Repeat the lines below exactly as they appear, but leave out the images.

begin Data for this task

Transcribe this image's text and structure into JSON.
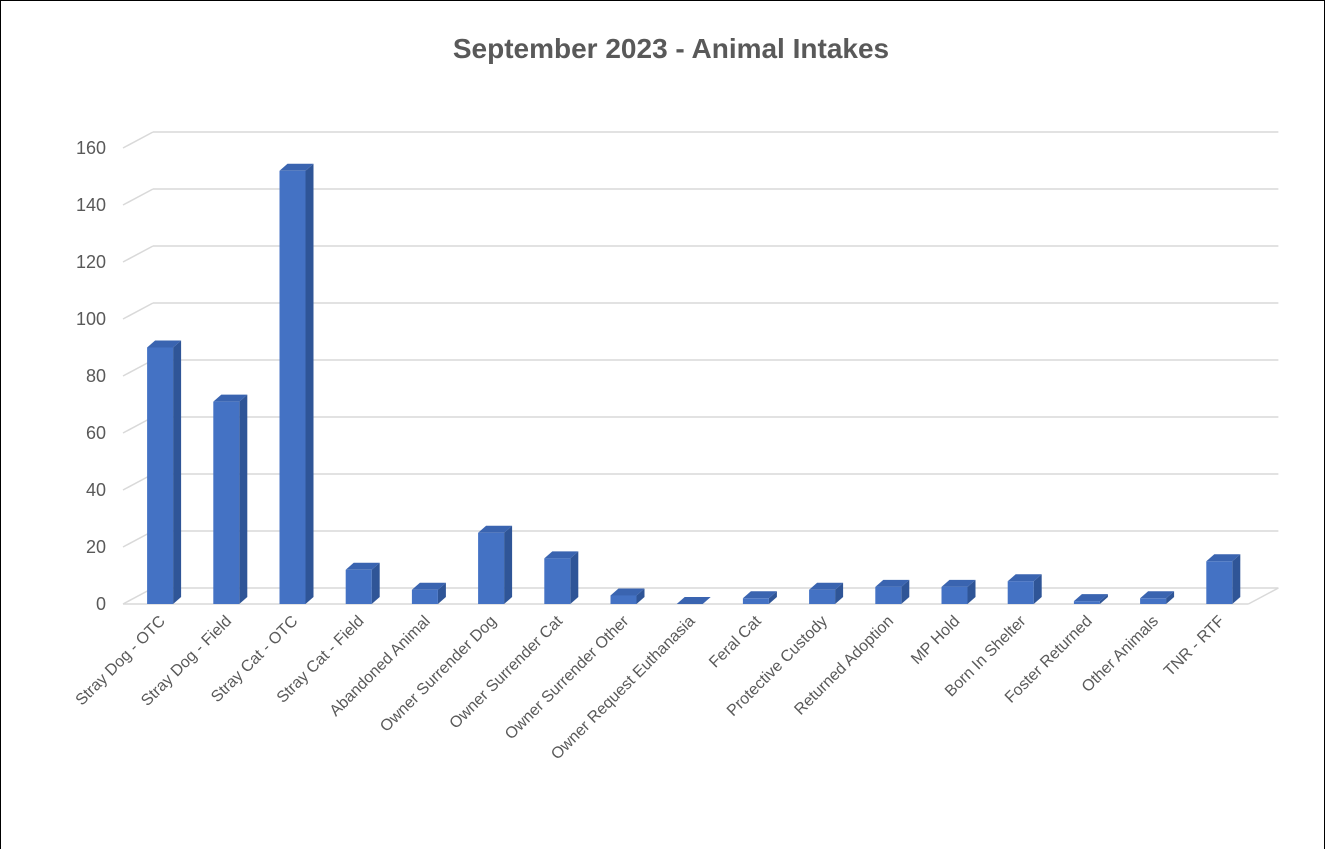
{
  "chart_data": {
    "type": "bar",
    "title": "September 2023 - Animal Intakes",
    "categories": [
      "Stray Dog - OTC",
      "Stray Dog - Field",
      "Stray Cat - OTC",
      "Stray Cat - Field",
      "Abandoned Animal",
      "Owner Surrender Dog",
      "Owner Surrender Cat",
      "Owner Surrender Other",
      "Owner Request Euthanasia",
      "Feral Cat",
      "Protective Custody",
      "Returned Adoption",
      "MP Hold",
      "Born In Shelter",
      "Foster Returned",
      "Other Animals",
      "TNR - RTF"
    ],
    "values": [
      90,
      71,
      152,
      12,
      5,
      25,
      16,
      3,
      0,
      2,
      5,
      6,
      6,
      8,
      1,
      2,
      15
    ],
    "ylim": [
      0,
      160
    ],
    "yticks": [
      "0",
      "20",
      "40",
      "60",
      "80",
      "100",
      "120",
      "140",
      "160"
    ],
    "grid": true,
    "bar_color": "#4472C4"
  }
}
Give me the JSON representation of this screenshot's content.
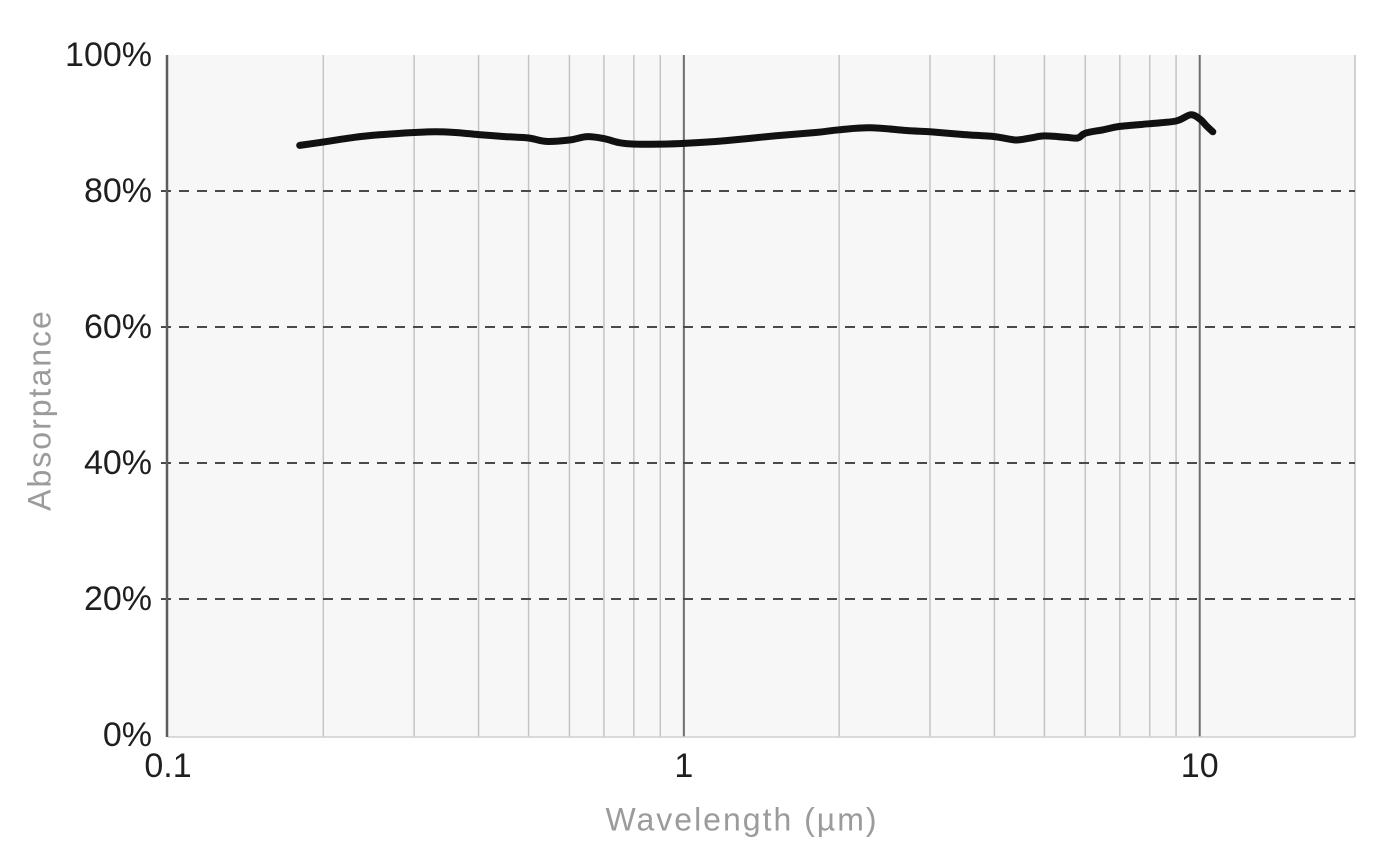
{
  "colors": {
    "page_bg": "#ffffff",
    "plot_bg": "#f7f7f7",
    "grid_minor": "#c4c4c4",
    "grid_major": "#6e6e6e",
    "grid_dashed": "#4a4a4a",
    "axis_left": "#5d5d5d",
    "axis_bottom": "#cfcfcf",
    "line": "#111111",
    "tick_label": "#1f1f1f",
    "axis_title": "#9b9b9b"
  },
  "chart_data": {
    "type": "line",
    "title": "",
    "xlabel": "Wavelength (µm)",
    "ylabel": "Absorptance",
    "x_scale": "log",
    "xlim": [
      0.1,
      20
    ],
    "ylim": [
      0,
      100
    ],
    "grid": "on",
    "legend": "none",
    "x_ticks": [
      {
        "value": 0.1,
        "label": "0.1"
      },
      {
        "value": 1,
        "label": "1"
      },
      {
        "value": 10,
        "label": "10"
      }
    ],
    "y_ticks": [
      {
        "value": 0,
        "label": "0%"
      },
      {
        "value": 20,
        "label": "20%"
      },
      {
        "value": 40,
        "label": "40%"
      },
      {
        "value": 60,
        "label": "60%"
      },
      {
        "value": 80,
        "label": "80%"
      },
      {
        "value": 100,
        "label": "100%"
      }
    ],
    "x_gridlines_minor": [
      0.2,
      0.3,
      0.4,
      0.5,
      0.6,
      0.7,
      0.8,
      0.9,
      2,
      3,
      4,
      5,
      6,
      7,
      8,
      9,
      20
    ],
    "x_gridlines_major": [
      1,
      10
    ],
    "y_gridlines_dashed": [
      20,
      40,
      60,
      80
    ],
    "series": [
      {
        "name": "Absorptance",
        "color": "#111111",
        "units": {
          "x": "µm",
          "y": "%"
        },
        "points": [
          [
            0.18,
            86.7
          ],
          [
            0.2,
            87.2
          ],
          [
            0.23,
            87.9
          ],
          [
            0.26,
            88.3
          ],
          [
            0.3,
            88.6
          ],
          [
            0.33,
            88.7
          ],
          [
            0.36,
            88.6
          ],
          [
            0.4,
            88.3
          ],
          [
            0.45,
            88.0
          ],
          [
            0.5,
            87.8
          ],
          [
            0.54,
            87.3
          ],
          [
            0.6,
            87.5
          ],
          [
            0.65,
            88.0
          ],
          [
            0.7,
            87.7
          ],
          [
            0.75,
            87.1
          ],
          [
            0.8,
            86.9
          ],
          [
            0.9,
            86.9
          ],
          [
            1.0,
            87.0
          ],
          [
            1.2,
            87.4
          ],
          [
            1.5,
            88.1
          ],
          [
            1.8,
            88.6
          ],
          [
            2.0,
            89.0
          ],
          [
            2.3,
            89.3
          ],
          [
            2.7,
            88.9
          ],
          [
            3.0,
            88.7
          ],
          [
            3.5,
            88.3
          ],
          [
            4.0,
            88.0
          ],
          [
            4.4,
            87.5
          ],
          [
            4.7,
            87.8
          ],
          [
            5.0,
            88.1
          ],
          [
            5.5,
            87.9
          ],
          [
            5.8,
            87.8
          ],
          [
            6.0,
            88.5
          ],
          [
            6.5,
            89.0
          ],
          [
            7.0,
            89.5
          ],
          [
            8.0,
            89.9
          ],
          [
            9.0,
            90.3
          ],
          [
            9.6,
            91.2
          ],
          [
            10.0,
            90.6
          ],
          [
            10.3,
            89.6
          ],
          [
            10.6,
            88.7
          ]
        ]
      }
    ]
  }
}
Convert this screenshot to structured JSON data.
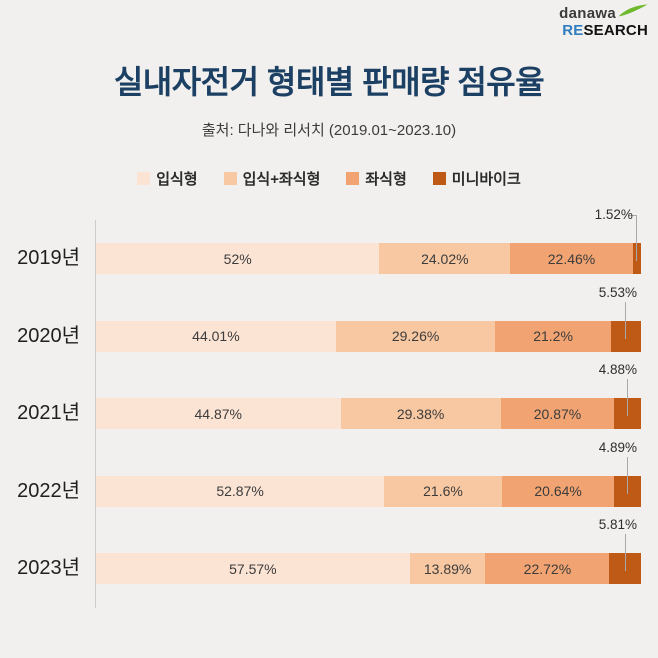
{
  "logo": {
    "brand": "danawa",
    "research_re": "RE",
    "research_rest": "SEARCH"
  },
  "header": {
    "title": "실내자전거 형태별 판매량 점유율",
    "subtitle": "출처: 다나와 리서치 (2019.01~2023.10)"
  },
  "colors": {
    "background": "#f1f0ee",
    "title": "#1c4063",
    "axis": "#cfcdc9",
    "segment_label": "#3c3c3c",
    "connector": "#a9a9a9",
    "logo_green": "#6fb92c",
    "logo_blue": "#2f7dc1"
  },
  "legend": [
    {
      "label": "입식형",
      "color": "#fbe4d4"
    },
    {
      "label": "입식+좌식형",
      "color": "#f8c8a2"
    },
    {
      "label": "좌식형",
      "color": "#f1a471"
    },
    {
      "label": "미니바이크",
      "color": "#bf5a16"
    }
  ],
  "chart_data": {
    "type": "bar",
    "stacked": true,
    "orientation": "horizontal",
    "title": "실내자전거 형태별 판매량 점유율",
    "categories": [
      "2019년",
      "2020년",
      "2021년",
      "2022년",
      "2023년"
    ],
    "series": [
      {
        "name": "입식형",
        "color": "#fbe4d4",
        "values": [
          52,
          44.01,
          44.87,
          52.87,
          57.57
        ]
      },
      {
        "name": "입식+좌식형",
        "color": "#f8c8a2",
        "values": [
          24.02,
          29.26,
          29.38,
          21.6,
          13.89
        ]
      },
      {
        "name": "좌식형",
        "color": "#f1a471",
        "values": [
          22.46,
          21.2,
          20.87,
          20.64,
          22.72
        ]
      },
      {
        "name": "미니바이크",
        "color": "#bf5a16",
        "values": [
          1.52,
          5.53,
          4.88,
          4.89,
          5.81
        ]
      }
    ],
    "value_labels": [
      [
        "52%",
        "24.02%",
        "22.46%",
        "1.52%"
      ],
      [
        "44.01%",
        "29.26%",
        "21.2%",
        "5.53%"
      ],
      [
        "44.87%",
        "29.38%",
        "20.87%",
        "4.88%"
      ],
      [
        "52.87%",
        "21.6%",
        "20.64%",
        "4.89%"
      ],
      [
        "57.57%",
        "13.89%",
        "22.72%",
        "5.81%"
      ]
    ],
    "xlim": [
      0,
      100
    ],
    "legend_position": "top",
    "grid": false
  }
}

end Data for this task

Exercise solution:
Transcribe this image's text and structure into JSON.
{
  "chart_data": {
    "type": "bar",
    "title": "September 2023 - Animal Intakes",
    "categories": [
      "Stray Dog - OTC",
      "Stray Dog - Field",
      "Stray Cat - OTC",
      "Stray Cat - Field",
      "Abandoned Animal",
      "Owner Surrender Dog",
      "Owner Surrender Cat",
      "Owner Surrender Other",
      "Owner Request Euthanasia",
      "Feral Cat",
      "Protective Custody",
      "Returned Adoption",
      "MP Hold",
      "Born In Shelter",
      "Foster Returned",
      "Other Animals",
      "TNR - RTF"
    ],
    "values": [
      90,
      71,
      152,
      12,
      5,
      25,
      16,
      3,
      0,
      2,
      5,
      6,
      6,
      8,
      1,
      2,
      15
    ],
    "ylim": [
      0,
      160
    ],
    "yticks": [
      "0",
      "20",
      "40",
      "60",
      "80",
      "100",
      "120",
      "140",
      "160"
    ],
    "grid": true,
    "bar_color": "#4472C4"
  }
}
Give me the JSON representation of this screenshot's content.
{
  "colors": {
    "page_bg": "#ffffff",
    "plot_bg": "#f7f7f7",
    "grid_minor": "#c4c4c4",
    "grid_major": "#6e6e6e",
    "grid_dashed": "#4a4a4a",
    "axis_left": "#5d5d5d",
    "axis_bottom": "#cfcfcf",
    "line": "#111111",
    "tick_label": "#1f1f1f",
    "axis_title": "#9b9b9b"
  },
  "chart_data": {
    "type": "line",
    "title": "",
    "xlabel": "Wavelength (µm)",
    "ylabel": "Absorptance",
    "x_scale": "log",
    "xlim": [
      0.1,
      20
    ],
    "ylim": [
      0,
      100
    ],
    "grid": "on",
    "legend": "none",
    "x_ticks": [
      {
        "value": 0.1,
        "label": "0.1"
      },
      {
        "value": 1,
        "label": "1"
      },
      {
        "value": 10,
        "label": "10"
      }
    ],
    "y_ticks": [
      {
        "value": 0,
        "label": "0%"
      },
      {
        "value": 20,
        "label": "20%"
      },
      {
        "value": 40,
        "label": "40%"
      },
      {
        "value": 60,
        "label": "60%"
      },
      {
        "value": 80,
        "label": "80%"
      },
      {
        "value": 100,
        "label": "100%"
      }
    ],
    "x_gridlines_minor": [
      0.2,
      0.3,
      0.4,
      0.5,
      0.6,
      0.7,
      0.8,
      0.9,
      2,
      3,
      4,
      5,
      6,
      7,
      8,
      9,
      20
    ],
    "x_gridlines_major": [
      1,
      10
    ],
    "y_gridlines_dashed": [
      20,
      40,
      60,
      80
    ],
    "series": [
      {
        "name": "Absorptance",
        "color": "#111111",
        "units": {
          "x": "µm",
          "y": "%"
        },
        "points": [
          [
            0.18,
            86.7
          ],
          [
            0.2,
            87.2
          ],
          [
            0.23,
            87.9
          ],
          [
            0.26,
            88.3
          ],
          [
            0.3,
            88.6
          ],
          [
            0.33,
            88.7
          ],
          [
            0.36,
            88.6
          ],
          [
            0.4,
            88.3
          ],
          [
            0.45,
            88.0
          ],
          [
            0.5,
            87.8
          ],
          [
            0.54,
            87.3
          ],
          [
            0.6,
            87.5
          ],
          [
            0.65,
            88.0
          ],
          [
            0.7,
            87.7
          ],
          [
            0.75,
            87.1
          ],
          [
            0.8,
            86.9
          ],
          [
            0.9,
            86.9
          ],
          [
            1.0,
            87.0
          ],
          [
            1.2,
            87.4
          ],
          [
            1.5,
            88.1
          ],
          [
            1.8,
            88.6
          ],
          [
            2.0,
            89.0
          ],
          [
            2.3,
            89.3
          ],
          [
            2.7,
            88.9
          ],
          [
            3.0,
            88.7
          ],
          [
            3.5,
            88.3
          ],
          [
            4.0,
            88.0
          ],
          [
            4.4,
            87.5
          ],
          [
            4.7,
            87.8
          ],
          [
            5.0,
            88.1
          ],
          [
            5.5,
            87.9
          ],
          [
            5.8,
            87.8
          ],
          [
            6.0,
            88.5
          ],
          [
            6.5,
            89.0
          ],
          [
            7.0,
            89.5
          ],
          [
            8.0,
            89.9
          ],
          [
            9.0,
            90.3
          ],
          [
            9.6,
            91.2
          ],
          [
            10.0,
            90.6
          ],
          [
            10.3,
            89.6
          ],
          [
            10.6,
            88.7
          ]
        ]
      }
    ]
  }
}
Convert this screenshot to structured JSON data.
{
  "logo": {
    "brand": "danawa",
    "research_re": "RE",
    "research_rest": "SEARCH"
  },
  "header": {
    "title": "실내자전거 형태별 판매량 점유율",
    "subtitle": "출처: 다나와 리서치 (2019.01~2023.10)"
  },
  "colors": {
    "background": "#f1f0ee",
    "title": "#1c4063",
    "axis": "#cfcdc9",
    "segment_label": "#3c3c3c",
    "connector": "#a9a9a9",
    "logo_green": "#6fb92c",
    "logo_blue": "#2f7dc1"
  },
  "legend": [
    {
      "label": "입식형",
      "color": "#fbe4d4"
    },
    {
      "label": "입식+좌식형",
      "color": "#f8c8a2"
    },
    {
      "label": "좌식형",
      "color": "#f1a471"
    },
    {
      "label": "미니바이크",
      "color": "#bf5a16"
    }
  ],
  "chart_data": {
    "type": "bar",
    "stacked": true,
    "orientation": "horizontal",
    "title": "실내자전거 형태별 판매량 점유율",
    "categories": [
      "2019년",
      "2020년",
      "2021년",
      "2022년",
      "2023년"
    ],
    "series": [
      {
        "name": "입식형",
        "color": "#fbe4d4",
        "values": [
          52,
          44.01,
          44.87,
          52.87,
          57.57
        ]
      },
      {
        "name": "입식+좌식형",
        "color": "#f8c8a2",
        "values": [
          24.02,
          29.26,
          29.38,
          21.6,
          13.89
        ]
      },
      {
        "name": "좌식형",
        "color": "#f1a471",
        "values": [
          22.46,
          21.2,
          20.87,
          20.64,
          22.72
        ]
      },
      {
        "name": "미니바이크",
        "color": "#bf5a16",
        "values": [
          1.52,
          5.53,
          4.88,
          4.89,
          5.81
        ]
      }
    ],
    "value_labels": [
      [
        "52%",
        "24.02%",
        "22.46%",
        "1.52%"
      ],
      [
        "44.01%",
        "29.26%",
        "21.2%",
        "5.53%"
      ],
      [
        "44.87%",
        "29.38%",
        "20.87%",
        "4.88%"
      ],
      [
        "52.87%",
        "21.6%",
        "20.64%",
        "4.89%"
      ],
      [
        "57.57%",
        "13.89%",
        "22.72%",
        "5.81%"
      ]
    ],
    "xlim": [
      0,
      100
    ],
    "legend_position": "top",
    "grid": false
  }
}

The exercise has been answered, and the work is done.